*OBJECTIVE*: Please count the lines in the listing below where the word "content" appears. Give the number only.

[begin RECORDS SHOWN]

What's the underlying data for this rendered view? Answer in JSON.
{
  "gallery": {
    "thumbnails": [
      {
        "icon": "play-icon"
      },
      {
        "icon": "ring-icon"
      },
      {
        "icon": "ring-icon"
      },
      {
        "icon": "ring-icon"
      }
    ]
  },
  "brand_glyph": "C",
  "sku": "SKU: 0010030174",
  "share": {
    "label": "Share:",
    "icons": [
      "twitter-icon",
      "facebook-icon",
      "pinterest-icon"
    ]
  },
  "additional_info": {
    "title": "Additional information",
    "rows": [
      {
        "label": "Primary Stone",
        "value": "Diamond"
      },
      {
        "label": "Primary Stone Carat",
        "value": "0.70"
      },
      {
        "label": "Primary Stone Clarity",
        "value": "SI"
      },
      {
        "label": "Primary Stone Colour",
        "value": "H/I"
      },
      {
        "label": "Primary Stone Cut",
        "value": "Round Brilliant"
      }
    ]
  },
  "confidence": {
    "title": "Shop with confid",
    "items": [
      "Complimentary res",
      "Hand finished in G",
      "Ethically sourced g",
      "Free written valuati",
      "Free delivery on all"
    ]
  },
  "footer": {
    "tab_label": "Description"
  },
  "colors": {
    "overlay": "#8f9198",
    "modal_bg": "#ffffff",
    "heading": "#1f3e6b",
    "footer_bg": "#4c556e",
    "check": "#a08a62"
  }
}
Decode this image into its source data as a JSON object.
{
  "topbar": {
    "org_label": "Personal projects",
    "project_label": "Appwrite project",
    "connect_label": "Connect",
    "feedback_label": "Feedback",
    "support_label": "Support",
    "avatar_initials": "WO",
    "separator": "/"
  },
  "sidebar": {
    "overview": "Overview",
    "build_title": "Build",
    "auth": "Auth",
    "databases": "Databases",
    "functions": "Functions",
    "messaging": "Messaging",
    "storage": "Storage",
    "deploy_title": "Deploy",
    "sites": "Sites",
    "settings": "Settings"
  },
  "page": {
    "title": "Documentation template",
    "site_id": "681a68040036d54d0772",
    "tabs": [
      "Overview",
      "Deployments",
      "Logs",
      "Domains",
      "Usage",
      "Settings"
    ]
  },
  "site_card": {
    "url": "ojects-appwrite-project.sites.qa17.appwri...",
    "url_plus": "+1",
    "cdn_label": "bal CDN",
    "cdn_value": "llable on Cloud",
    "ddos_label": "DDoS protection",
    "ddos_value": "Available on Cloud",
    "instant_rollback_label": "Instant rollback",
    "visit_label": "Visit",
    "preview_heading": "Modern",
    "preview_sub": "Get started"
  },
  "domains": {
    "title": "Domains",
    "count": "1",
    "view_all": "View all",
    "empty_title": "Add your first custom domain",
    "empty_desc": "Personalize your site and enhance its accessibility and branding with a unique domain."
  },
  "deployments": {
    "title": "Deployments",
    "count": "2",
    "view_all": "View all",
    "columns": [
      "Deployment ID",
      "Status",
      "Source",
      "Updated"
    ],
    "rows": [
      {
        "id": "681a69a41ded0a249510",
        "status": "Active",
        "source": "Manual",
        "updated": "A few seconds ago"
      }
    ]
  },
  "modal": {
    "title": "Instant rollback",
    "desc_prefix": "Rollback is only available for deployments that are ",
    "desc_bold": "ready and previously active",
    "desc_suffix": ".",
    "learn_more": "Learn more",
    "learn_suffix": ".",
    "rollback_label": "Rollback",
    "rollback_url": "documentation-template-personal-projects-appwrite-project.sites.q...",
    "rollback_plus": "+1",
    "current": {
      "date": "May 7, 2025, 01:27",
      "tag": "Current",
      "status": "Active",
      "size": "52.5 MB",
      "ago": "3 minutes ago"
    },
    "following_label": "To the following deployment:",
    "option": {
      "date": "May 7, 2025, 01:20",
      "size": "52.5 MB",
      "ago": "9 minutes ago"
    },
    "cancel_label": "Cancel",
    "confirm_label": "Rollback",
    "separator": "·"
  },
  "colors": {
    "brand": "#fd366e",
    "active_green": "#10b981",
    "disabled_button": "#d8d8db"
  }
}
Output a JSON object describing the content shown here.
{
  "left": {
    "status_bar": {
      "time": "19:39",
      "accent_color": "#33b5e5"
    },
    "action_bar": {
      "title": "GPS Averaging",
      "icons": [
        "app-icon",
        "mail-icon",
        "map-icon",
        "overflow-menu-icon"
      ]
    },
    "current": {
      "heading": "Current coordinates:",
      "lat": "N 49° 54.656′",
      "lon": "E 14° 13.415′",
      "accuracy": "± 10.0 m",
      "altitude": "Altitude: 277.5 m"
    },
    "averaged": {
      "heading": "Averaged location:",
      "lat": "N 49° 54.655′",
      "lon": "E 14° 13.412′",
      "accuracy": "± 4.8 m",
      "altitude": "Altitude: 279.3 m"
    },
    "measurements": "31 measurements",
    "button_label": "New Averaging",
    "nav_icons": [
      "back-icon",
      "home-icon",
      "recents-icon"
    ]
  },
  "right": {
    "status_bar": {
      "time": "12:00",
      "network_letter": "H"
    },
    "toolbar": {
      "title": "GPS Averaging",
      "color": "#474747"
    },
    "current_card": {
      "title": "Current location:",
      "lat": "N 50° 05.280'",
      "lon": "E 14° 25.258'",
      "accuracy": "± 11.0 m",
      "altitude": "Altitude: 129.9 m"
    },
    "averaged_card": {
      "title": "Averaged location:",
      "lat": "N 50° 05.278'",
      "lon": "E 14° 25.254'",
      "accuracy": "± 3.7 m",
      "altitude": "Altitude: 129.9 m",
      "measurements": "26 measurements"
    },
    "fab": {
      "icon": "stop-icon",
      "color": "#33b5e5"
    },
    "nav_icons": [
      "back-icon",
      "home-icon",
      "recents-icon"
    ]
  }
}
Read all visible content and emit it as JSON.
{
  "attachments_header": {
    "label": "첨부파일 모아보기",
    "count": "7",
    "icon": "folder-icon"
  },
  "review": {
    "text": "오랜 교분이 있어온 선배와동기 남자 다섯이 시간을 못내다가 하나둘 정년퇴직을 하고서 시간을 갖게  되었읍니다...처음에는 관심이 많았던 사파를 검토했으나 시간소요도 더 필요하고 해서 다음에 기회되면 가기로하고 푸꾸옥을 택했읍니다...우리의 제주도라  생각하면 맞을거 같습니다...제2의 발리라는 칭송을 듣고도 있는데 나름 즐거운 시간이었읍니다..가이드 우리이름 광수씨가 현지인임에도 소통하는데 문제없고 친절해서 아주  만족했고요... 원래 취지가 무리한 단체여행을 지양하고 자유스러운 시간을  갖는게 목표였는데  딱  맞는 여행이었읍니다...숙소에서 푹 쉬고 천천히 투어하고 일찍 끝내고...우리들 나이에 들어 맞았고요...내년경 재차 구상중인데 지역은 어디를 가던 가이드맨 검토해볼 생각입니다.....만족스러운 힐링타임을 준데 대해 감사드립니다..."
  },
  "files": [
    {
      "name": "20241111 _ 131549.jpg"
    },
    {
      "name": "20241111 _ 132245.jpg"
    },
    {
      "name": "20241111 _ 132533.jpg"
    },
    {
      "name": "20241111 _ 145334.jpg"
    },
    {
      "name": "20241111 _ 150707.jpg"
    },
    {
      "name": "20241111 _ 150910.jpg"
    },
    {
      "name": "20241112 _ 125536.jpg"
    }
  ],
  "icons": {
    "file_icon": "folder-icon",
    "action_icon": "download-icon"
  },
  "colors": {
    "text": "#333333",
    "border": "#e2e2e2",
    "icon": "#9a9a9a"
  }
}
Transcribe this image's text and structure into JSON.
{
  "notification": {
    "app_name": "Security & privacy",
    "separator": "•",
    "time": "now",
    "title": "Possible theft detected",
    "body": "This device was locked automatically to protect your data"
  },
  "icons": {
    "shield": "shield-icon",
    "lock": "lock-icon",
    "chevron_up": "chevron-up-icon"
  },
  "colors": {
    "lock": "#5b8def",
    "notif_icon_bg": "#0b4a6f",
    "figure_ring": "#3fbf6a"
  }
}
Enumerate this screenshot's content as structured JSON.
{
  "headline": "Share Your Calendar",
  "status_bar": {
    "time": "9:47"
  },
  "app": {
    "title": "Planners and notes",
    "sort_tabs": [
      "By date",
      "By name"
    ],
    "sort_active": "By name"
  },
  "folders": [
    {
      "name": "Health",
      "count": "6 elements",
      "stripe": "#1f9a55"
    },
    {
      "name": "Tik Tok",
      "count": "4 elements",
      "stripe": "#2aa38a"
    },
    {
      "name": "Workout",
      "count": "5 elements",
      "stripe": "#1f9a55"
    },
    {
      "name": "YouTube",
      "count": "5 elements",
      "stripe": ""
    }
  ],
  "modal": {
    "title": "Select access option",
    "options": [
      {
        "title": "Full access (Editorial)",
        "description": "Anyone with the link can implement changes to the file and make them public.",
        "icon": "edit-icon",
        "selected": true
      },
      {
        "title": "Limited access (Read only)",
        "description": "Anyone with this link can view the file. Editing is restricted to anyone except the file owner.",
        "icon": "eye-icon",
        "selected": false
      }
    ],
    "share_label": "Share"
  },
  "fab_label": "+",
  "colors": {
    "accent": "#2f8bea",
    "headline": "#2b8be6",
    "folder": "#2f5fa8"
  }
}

[end RECORDS SHOWN]

*OUTPUT FOR THIS EXERCISE*: 3